------ Information given ------

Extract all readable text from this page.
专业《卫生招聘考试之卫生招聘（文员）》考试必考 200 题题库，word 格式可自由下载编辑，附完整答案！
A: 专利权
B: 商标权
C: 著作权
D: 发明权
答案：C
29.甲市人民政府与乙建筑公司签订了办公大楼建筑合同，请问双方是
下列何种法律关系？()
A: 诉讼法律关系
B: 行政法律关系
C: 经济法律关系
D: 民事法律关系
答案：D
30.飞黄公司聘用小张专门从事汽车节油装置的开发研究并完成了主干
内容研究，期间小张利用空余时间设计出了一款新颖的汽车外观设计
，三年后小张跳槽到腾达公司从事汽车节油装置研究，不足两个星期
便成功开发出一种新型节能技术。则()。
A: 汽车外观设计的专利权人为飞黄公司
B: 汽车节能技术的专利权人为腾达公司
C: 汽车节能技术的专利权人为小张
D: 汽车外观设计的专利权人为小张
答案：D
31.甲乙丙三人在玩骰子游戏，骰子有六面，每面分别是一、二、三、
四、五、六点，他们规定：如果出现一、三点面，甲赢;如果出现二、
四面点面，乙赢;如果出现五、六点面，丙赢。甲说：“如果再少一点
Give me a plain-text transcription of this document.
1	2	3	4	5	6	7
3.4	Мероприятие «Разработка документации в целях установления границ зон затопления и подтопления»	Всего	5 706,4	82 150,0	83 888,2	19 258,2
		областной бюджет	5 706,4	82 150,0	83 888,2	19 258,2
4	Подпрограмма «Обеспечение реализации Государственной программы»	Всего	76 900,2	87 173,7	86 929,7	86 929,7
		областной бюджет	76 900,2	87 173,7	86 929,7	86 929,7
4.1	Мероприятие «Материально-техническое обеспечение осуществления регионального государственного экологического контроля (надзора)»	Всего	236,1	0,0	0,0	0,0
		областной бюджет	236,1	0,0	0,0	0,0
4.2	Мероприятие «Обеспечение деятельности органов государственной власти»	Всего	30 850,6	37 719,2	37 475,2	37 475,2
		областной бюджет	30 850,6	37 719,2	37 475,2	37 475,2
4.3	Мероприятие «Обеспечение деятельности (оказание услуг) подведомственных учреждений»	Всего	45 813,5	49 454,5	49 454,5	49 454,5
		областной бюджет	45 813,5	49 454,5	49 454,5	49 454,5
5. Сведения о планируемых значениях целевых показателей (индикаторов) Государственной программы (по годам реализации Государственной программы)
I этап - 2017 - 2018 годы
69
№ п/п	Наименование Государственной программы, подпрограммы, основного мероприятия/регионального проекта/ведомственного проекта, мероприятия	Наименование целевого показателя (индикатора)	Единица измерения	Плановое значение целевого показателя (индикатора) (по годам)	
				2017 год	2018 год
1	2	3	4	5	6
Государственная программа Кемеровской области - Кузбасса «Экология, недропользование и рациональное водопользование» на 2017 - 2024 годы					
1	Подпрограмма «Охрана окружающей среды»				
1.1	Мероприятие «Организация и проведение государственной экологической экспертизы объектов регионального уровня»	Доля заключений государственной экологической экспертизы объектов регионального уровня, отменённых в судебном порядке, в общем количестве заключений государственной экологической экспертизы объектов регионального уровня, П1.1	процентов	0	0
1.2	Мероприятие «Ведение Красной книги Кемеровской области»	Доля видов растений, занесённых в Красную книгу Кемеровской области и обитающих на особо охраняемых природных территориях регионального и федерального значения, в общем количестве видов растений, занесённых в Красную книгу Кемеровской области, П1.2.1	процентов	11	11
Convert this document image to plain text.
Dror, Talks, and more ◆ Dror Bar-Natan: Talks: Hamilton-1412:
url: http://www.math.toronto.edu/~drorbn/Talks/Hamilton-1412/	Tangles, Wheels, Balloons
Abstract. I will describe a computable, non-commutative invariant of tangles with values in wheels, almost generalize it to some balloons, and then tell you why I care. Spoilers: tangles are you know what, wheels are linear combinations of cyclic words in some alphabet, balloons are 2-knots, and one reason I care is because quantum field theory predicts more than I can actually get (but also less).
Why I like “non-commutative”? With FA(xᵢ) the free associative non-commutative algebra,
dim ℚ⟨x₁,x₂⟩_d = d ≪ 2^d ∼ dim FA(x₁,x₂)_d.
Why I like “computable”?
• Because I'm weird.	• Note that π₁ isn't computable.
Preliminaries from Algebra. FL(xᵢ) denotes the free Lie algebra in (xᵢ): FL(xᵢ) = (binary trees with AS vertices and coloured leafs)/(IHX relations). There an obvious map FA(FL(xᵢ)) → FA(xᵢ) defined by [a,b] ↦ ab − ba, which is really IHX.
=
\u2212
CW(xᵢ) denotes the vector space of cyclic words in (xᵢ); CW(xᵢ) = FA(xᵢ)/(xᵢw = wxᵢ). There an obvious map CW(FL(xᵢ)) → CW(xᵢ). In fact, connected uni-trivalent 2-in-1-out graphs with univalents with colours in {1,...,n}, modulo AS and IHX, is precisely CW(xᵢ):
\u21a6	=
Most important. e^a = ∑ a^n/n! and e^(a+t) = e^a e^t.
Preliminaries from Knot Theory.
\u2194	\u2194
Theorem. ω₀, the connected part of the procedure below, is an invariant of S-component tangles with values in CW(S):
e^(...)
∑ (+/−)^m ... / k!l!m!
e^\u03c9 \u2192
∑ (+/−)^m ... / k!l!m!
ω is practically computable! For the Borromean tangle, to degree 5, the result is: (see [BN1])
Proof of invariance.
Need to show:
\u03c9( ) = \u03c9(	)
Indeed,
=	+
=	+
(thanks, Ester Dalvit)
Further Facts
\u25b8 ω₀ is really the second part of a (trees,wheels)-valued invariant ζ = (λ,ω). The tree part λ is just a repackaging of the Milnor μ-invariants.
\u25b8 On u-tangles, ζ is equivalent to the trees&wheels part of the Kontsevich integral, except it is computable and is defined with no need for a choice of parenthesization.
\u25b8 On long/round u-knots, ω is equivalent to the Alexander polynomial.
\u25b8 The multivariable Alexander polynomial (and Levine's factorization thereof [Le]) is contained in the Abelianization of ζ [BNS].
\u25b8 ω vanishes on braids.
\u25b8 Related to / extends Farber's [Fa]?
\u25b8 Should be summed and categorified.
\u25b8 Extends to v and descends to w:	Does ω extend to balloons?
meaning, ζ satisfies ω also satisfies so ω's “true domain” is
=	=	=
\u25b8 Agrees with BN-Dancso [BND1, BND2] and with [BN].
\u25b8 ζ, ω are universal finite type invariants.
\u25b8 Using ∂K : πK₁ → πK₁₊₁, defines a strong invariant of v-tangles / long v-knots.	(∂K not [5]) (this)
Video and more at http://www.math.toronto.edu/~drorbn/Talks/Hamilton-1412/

------

*Directive*
Copy out every line of the listing that contains the string "Alexander".

*Output for this task*
\u25b8 On long/round u-knots, ω is equivalent to the Alexander polynomial.
\u25b8 The multivariable Alexander polynomial (and Levine's factorization thereof [Le]) is contained in the Abelianization of ζ [BNS].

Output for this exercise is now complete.